• **Task to carry out**
The entries are to be returned exactly, with images left out.

BEGIN Provided information

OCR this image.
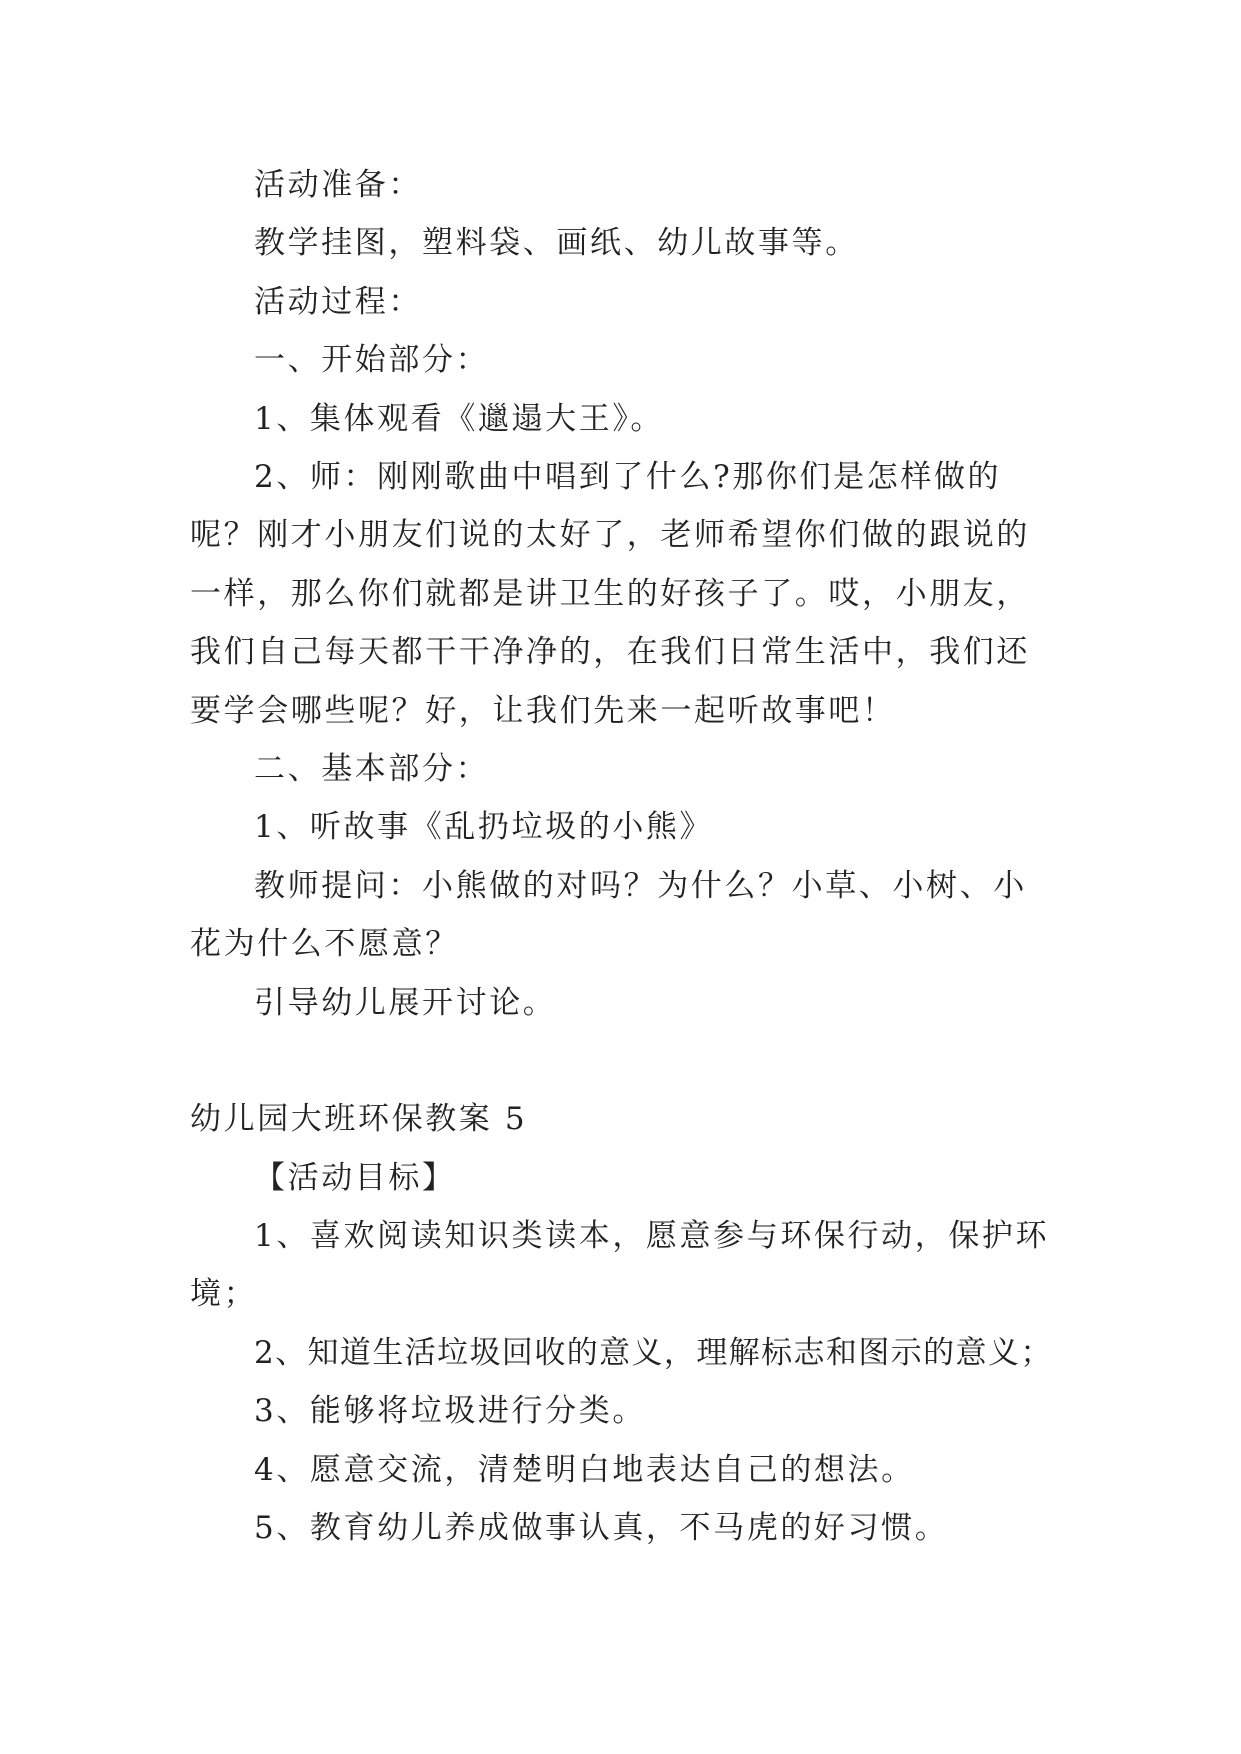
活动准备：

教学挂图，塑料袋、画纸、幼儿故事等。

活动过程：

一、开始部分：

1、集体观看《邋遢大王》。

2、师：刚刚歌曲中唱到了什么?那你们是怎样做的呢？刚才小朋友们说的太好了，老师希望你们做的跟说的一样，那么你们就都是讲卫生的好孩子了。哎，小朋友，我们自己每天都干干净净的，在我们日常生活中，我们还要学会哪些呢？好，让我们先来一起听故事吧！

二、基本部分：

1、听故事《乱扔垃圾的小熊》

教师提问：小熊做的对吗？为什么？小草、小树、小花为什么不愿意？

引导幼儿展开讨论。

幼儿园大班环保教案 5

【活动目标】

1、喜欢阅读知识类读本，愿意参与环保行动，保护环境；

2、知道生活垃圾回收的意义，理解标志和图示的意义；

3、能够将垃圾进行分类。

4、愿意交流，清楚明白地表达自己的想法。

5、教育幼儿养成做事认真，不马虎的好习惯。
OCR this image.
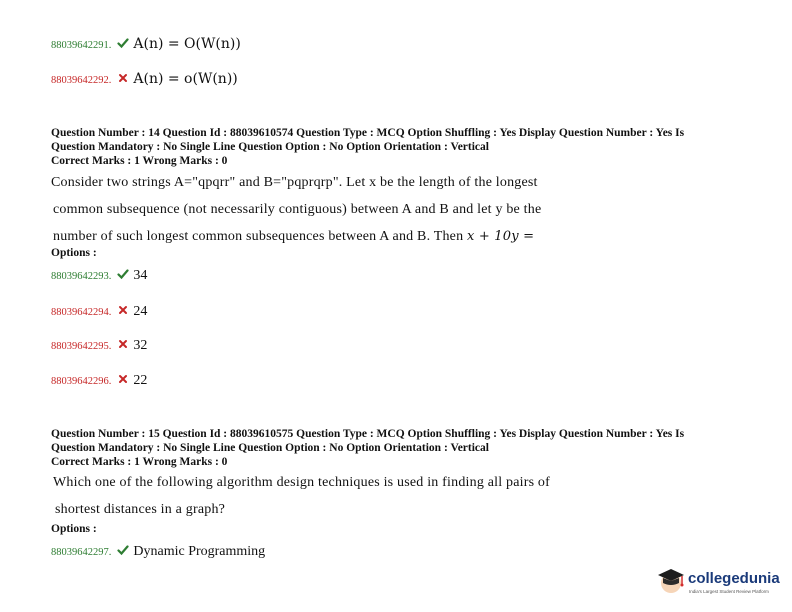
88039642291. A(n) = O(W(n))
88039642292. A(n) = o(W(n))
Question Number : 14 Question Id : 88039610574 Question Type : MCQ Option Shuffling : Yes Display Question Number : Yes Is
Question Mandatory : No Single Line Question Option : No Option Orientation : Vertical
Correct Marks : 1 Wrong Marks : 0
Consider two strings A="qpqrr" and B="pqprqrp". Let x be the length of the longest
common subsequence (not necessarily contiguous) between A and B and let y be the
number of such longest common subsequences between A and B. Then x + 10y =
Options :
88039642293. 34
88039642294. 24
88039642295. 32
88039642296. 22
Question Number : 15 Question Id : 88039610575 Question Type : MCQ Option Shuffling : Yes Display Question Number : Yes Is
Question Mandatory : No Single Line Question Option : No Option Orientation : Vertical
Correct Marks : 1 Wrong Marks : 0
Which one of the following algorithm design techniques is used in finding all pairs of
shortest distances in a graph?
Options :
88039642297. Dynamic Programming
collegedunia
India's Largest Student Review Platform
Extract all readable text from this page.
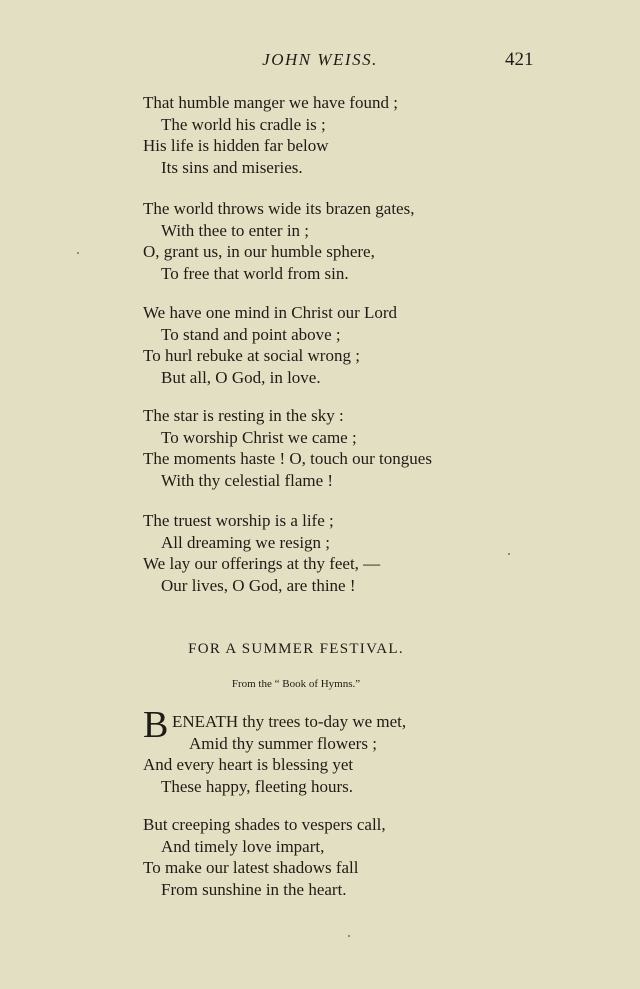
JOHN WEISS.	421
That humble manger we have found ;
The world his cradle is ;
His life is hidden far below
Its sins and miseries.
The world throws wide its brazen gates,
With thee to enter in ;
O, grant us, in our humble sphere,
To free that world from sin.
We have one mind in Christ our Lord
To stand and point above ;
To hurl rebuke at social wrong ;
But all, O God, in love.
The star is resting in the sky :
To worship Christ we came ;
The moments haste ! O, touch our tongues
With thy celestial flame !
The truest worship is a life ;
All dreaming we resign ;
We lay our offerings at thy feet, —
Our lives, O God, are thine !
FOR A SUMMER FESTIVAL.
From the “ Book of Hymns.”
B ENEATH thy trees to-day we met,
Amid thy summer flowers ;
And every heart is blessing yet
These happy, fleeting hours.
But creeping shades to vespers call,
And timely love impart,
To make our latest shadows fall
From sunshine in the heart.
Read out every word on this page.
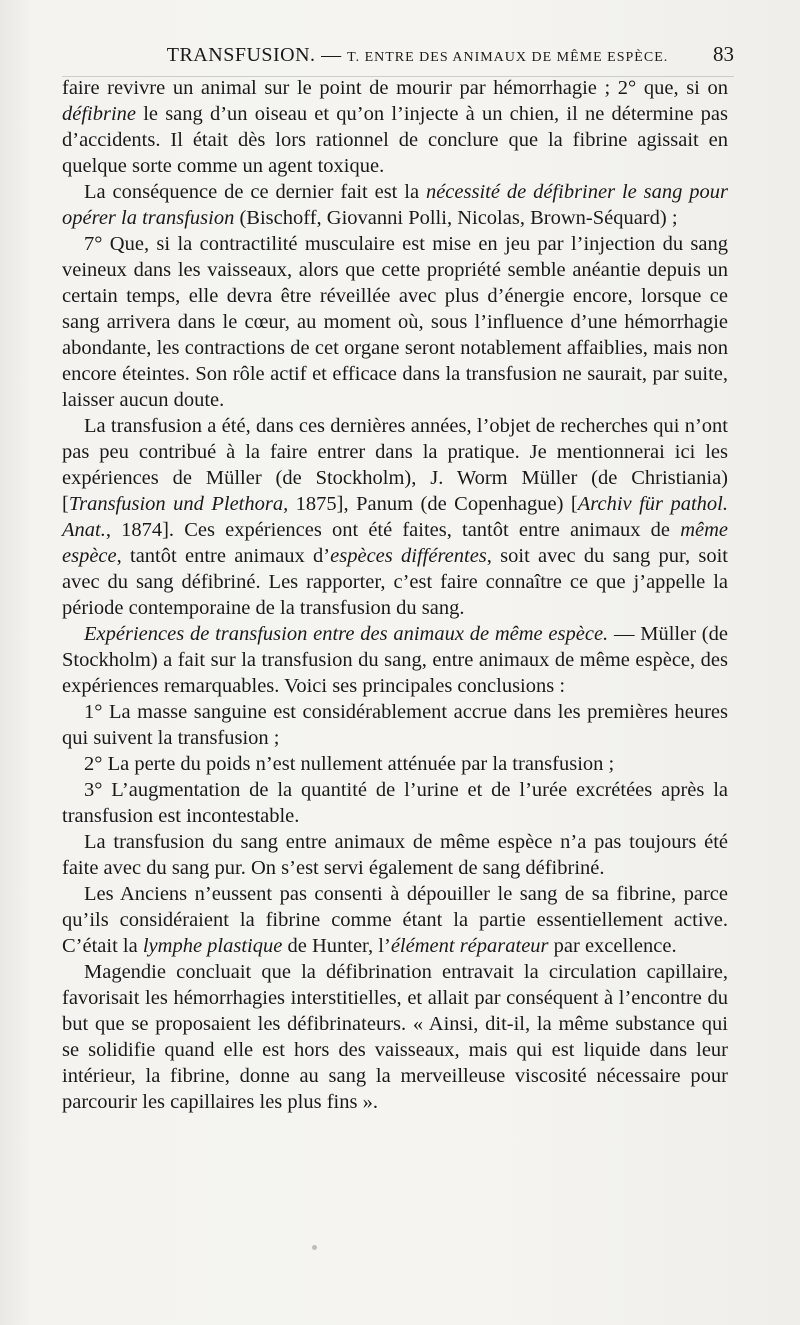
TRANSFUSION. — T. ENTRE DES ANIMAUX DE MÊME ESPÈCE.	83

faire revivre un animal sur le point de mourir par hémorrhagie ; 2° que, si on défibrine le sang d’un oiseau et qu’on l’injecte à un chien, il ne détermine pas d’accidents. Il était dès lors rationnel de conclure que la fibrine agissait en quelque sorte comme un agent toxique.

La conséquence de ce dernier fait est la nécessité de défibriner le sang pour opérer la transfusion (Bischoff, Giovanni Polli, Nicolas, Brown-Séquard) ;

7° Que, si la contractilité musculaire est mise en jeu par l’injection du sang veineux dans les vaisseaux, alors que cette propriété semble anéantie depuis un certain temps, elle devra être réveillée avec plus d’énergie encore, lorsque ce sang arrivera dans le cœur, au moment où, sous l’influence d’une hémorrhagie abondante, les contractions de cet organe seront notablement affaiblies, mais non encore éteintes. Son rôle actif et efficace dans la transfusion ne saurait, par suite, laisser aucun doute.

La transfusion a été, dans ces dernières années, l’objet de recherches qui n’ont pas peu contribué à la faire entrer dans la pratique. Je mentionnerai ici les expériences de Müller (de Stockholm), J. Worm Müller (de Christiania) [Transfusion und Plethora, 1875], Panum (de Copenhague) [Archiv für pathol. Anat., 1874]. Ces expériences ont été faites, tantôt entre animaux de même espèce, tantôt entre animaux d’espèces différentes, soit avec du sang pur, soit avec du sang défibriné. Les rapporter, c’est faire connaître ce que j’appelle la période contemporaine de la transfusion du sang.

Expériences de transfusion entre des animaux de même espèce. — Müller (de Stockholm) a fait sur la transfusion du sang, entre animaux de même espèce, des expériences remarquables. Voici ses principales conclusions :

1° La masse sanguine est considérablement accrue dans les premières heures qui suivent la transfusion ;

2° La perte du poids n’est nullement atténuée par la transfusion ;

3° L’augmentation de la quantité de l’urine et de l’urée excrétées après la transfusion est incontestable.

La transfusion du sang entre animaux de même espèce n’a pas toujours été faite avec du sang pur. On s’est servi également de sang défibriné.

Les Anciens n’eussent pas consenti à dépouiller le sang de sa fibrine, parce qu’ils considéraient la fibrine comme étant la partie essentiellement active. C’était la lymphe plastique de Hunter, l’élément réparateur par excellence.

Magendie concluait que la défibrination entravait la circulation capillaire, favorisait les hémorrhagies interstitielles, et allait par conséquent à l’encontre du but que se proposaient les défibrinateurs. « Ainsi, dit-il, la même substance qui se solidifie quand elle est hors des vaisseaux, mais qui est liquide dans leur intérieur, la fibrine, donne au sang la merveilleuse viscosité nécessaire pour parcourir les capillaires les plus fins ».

END Provided information

• **Full response**
OCR this image.
活动准备：

教学挂图，塑料袋、画纸、幼儿故事等。

活动过程：

一、开始部分：

1、集体观看《邋遢大王》。

2、师：刚刚歌曲中唱到了什么?那你们是怎样做的呢？刚才小朋友们说的太好了，老师希望你们做的跟说的一样，那么你们就都是讲卫生的好孩子了。哎，小朋友，我们自己每天都干干净净的，在我们日常生活中，我们还要学会哪些呢？好，让我们先来一起听故事吧！

二、基本部分：

1、听故事《乱扔垃圾的小熊》

教师提问：小熊做的对吗？为什么？小草、小树、小花为什么不愿意？

引导幼儿展开讨论。

幼儿园大班环保教案 5

【活动目标】

1、喜欢阅读知识类读本，愿意参与环保行动，保护环境；

2、知道生活垃圾回收的意义，理解标志和图示的意义；

3、能够将垃圾进行分类。

4、愿意交流，清楚明白地表达自己的想法。

5、教育幼儿养成做事认真，不马虎的好习惯。
OCR this image.
88039642291. A(n) = O(W(n))
88039642292. A(n) = o(W(n))
Question Number : 14 Question Id : 88039610574 Question Type : MCQ Option Shuffling : Yes Display Question Number : Yes Is
Question Mandatory : No Single Line Question Option : No Option Orientation : Vertical
Correct Marks : 1 Wrong Marks : 0
Consider two strings A="qpqrr" and B="pqprqrp". Let x be the length of the longest
common subsequence (not necessarily contiguous) between A and B and let y be the
number of such longest common subsequences between A and B. Then x + 10y =
Options :
88039642293. 34
88039642294. 24
88039642295. 32
88039642296. 22
Question Number : 15 Question Id : 88039610575 Question Type : MCQ Option Shuffling : Yes Display Question Number : Yes Is
Question Mandatory : No Single Line Question Option : No Option Orientation : Vertical
Correct Marks : 1 Wrong Marks : 0
Which one of the following algorithm design techniques is used in finding all pairs of
shortest distances in a graph?
Options :
88039642297. Dynamic Programming
collegedunia
India's Largest Student Review Platform
Extract all readable text from this page.
JOHN WEISS.	421
That humble manger we have found ;
The world his cradle is ;
His life is hidden far below
Its sins and miseries.
The world throws wide its brazen gates,
With thee to enter in ;
O, grant us, in our humble sphere,
To free that world from sin.
We have one mind in Christ our Lord
To stand and point above ;
To hurl rebuke at social wrong ;
But all, O God, in love.
The star is resting in the sky :
To worship Christ we came ;
The moments haste ! O, touch our tongues
With thy celestial flame !
The truest worship is a life ;
All dreaming we resign ;
We lay our offerings at thy feet, —
Our lives, O God, are thine !
FOR A SUMMER FESTIVAL.
From the “ Book of Hymns.”
B ENEATH thy trees to-day we met,
Amid thy summer flowers ;
And every heart is blessing yet
These happy, fleeting hours.
But creeping shades to vespers call,
And timely love impart,
To make our latest shadows fall
From sunshine in the heart.
Read out every word on this page.
TRANSFUSION. — T. ENTRE DES ANIMAUX DE MÊME ESPÈCE.	83

faire revivre un animal sur le point de mourir par hémorrhagie ; 2° que, si on défibrine le sang d’un oiseau et qu’on l’injecte à un chien, il ne détermine pas d’accidents. Il était dès lors rationnel de conclure que la fibrine agissait en quelque sorte comme un agent toxique.

La conséquence de ce dernier fait est la nécessité de défibriner le sang pour opérer la transfusion (Bischoff, Giovanni Polli, Nicolas, Brown-Séquard) ;

7° Que, si la contractilité musculaire est mise en jeu par l’injection du sang veineux dans les vaisseaux, alors que cette propriété semble anéantie depuis un certain temps, elle devra être réveillée avec plus d’énergie encore, lorsque ce sang arrivera dans le cœur, au moment où, sous l’influence d’une hémorrhagie abondante, les contractions de cet organe seront notablement affaiblies, mais non encore éteintes. Son rôle actif et efficace dans la transfusion ne saurait, par suite, laisser aucun doute.

La transfusion a été, dans ces dernières années, l’objet de recherches qui n’ont pas peu contribué à la faire entrer dans la pratique. Je mentionnerai ici les expériences de Müller (de Stockholm), J. Worm Müller (de Christiania) [Transfusion und Plethora, 1875], Panum (de Copenhague) [Archiv für pathol. Anat., 1874]. Ces expériences ont été faites, tantôt entre animaux de même espèce, tantôt entre animaux d’espèces différentes, soit avec du sang pur, soit avec du sang défibriné. Les rapporter, c’est faire connaître ce que j’appelle la période contemporaine de la transfusion du sang.

Expériences de transfusion entre des animaux de même espèce. — Müller (de Stockholm) a fait sur la transfusion du sang, entre animaux de même espèce, des expériences remarquables. Voici ses principales conclusions :

1° La masse sanguine est considérablement accrue dans les premières heures qui suivent la transfusion ;

2° La perte du poids n’est nullement atténuée par la transfusion ;

3° L’augmentation de la quantité de l’urine et de l’urée excrétées après la transfusion est incontestable.

La transfusion du sang entre animaux de même espèce n’a pas toujours été faite avec du sang pur. On s’est servi également de sang défibriné.

Les Anciens n’eussent pas consenti à dépouiller le sang de sa fibrine, parce qu’ils considéraient la fibrine comme étant la partie essentiellement active. C’était la lymphe plastique de Hunter, l’élément réparateur par excellence.

Magendie concluait que la défibrination entravait la circulation capillaire, favorisait les hémorrhagies interstitielles, et allait par conséquent à l’encontre du but que se proposaient les défibrinateurs. « Ainsi, dit-il, la même substance qui se solidifie quand elle est hors des vaisseaux, mais qui est liquide dans leur intérieur, la fibrine, donne au sang la merveilleuse viscosité nécessaire pour parcourir les capillaires les plus fins ».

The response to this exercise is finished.